#### Task details
Below are some records; give them all again exactly, but not the pictures.

#### Source data
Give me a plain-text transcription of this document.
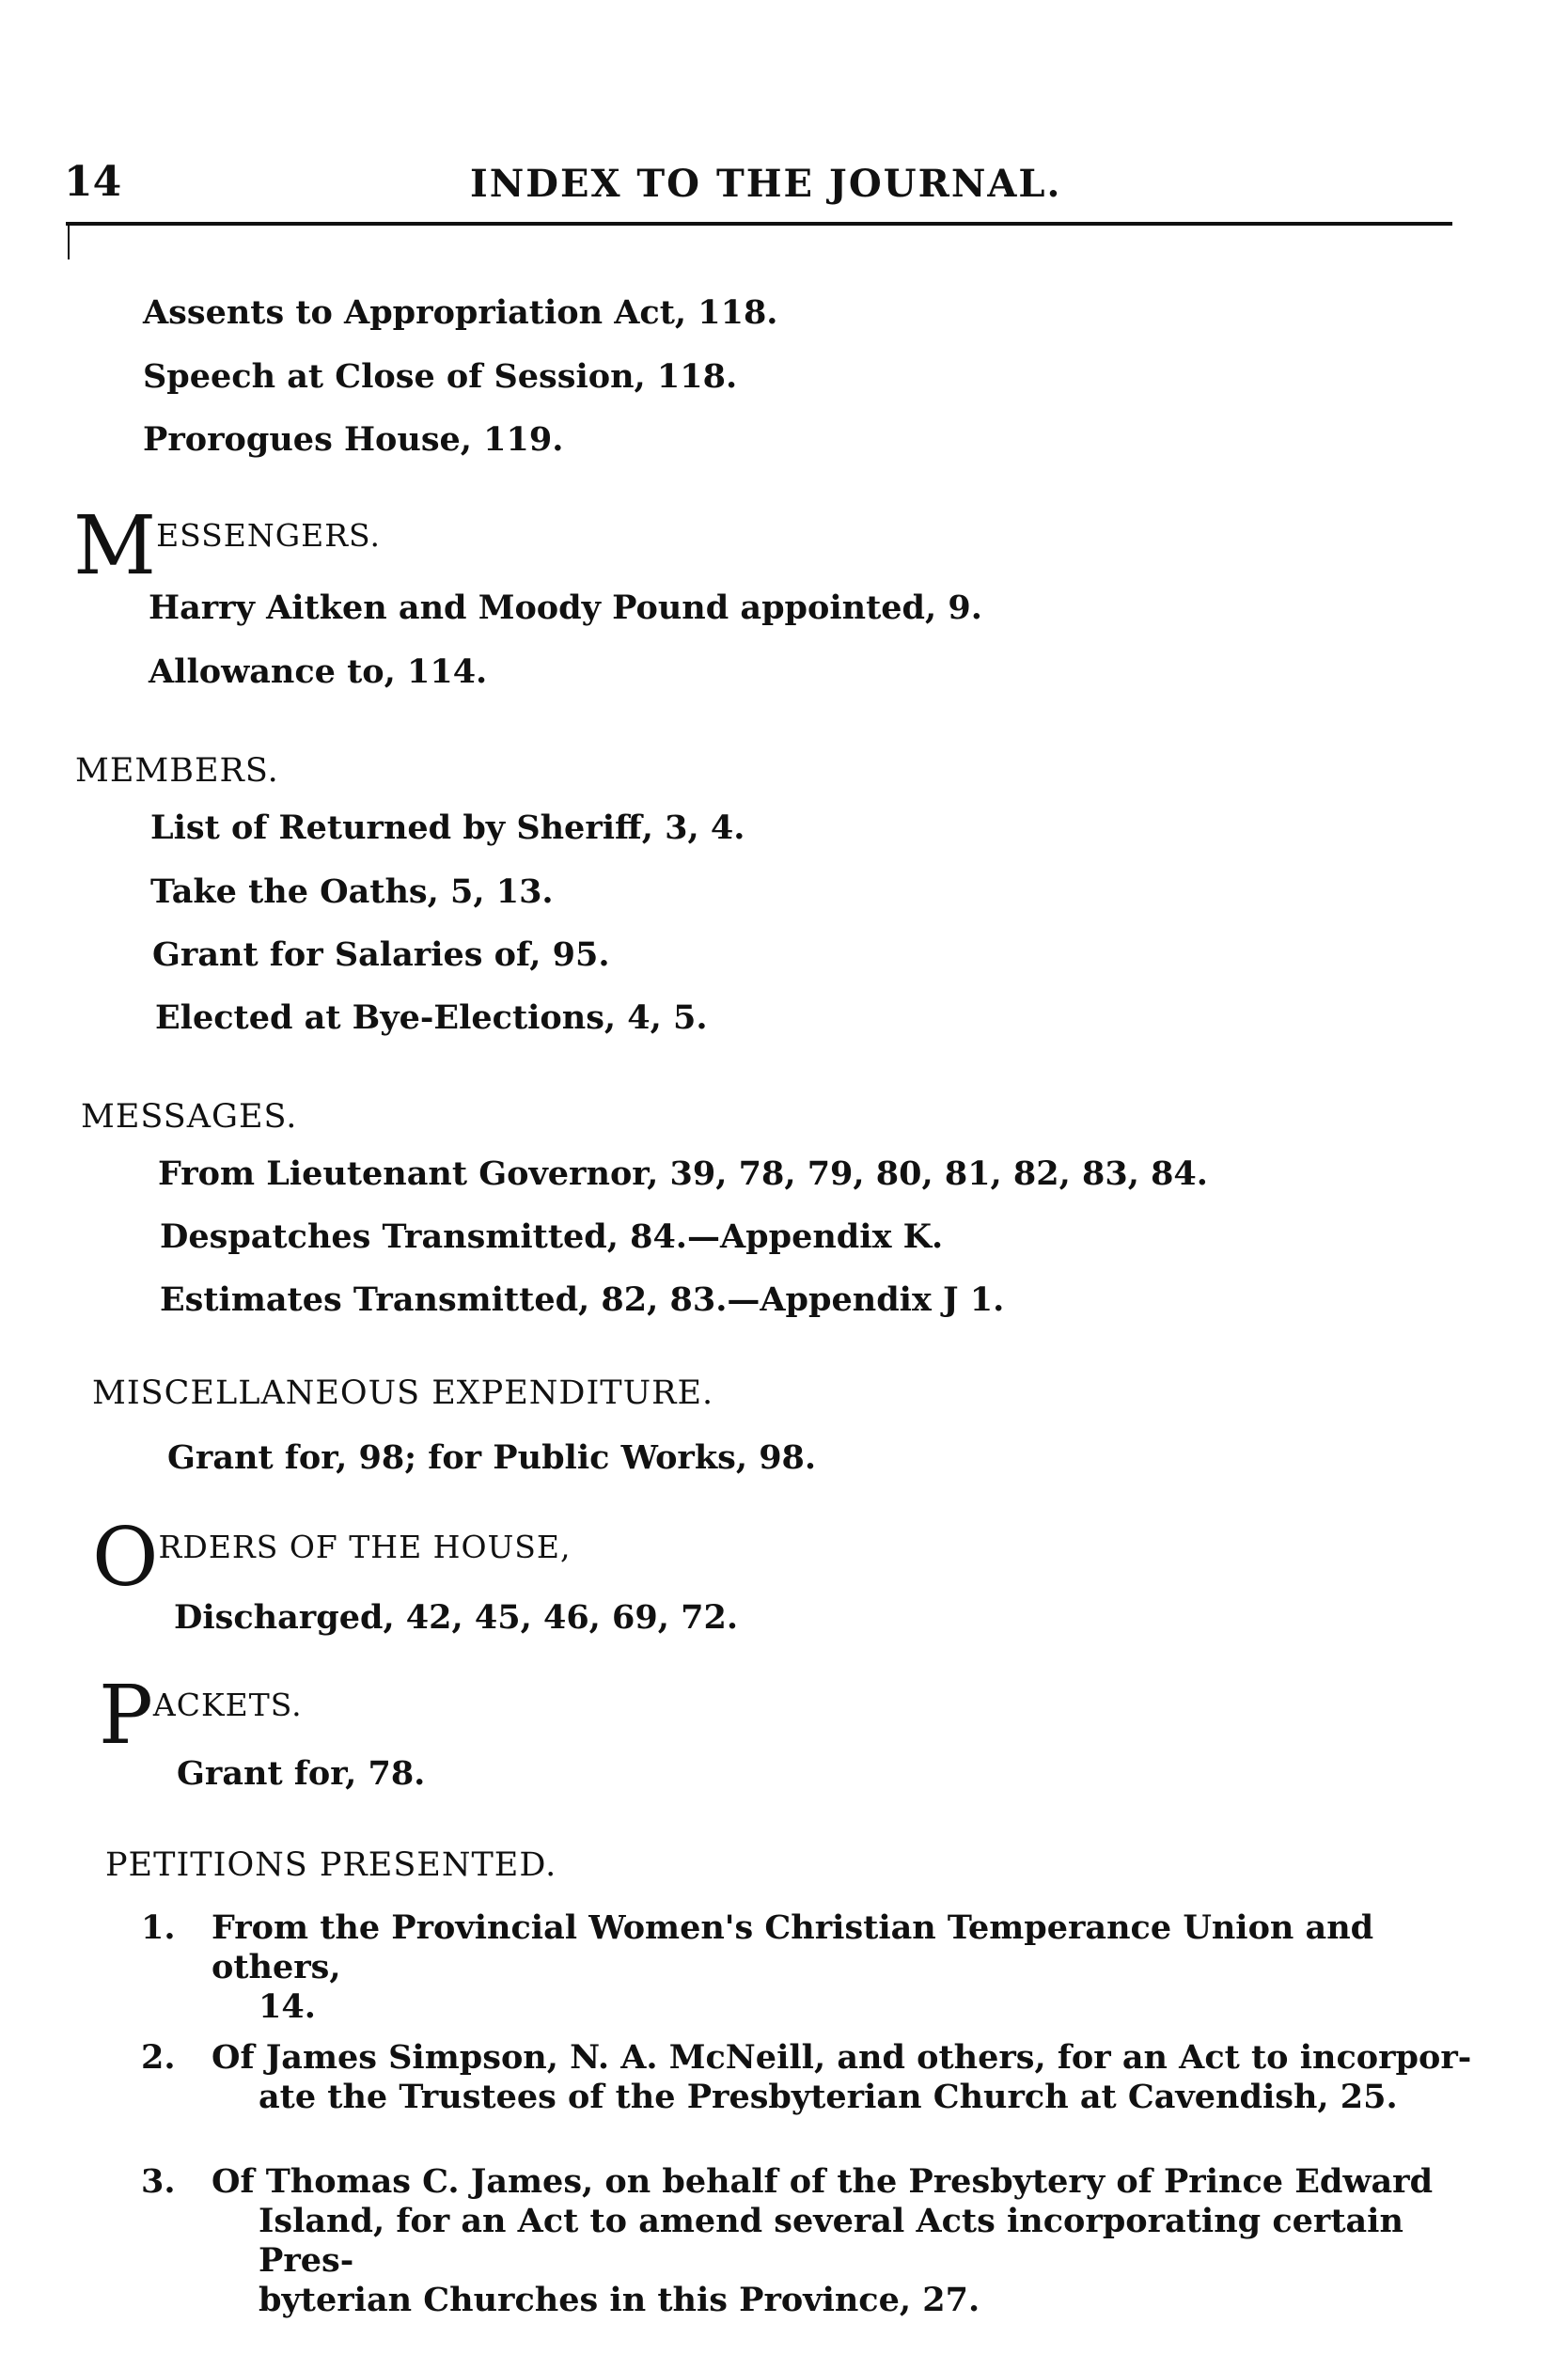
14	INDEX TO THE JOURNAL.
Assents to Appropriation Act, 118.
Speech at Close of Session, 118.
Prorogues House, 119.
MESSENGERS.
Harry Aitken and Moody Pound appointed, 9.
Allowance to, 114.
MEMBERS.
List of Returned by Sheriff, 3, 4.
Take the Oaths, 5, 13.
Grant for Salaries of, 95.
Elected at Bye-Elections, 4, 5.
MESSAGES.
From Lieutenant Governor, 39, 78, 79, 80, 81, 82, 83, 84.
Despatches Transmitted, 84.—Appendix K.
Estimates Transmitted, 82, 83.—Appendix J 1.
MISCELLANEOUS EXPENDITURE.
Grant for, 98; for Public Works, 98.
ORDERS OF THE HOUSE,
Discharged, 42, 45, 46, 69, 72.
PACKETS.
Grant for, 78.
PETITIONS PRESENTED.
1. From the Provincial Women's Christian Temperance Union and others,
14.
2. Of James Simpson, N. A. McNeill, and others, for an Act to incorpor-
ate the Trustees of the Presbyterian Church at Cavendish, 25.
3. Of Thomas C. James, on behalf of the Presbytery of Prince Edward
Island, for an Act to amend several Acts incorporating certain Pres-
byterian Churches in this Province, 27.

#### Output
Give me a plain-text transcription of this document.
14	INDEX TO THE JOURNAL.
Assents to Appropriation Act, 118.
Speech at Close of Session, 118.
Prorogues House, 119.
MESSENGERS.
Harry Aitken and Moody Pound appointed, 9.
Allowance to, 114.
MEMBERS.
List of Returned by Sheriff, 3, 4.
Take the Oaths, 5, 13.
Grant for Salaries of, 95.
Elected at Bye-Elections, 4, 5.
MESSAGES.
From Lieutenant Governor, 39, 78, 79, 80, 81, 82, 83, 84.
Despatches Transmitted, 84.—Appendix K.
Estimates Transmitted, 82, 83.—Appendix J 1.
MISCELLANEOUS EXPENDITURE.
Grant for, 98; for Public Works, 98.
ORDERS OF THE HOUSE,
Discharged, 42, 45, 46, 69, 72.
PACKETS.
Grant for, 78.
PETITIONS PRESENTED.
1. From the Provincial Women's Christian Temperance Union and others,
14.
2. Of James Simpson, N. A. McNeill, and others, for an Act to incorpor-
ate the Trustees of the Presbyterian Church at Cavendish, 25.
3. Of Thomas C. James, on behalf of the Presbytery of Prince Edward
Island, for an Act to amend several Acts incorporating certain Pres-
byterian Churches in this Province, 27.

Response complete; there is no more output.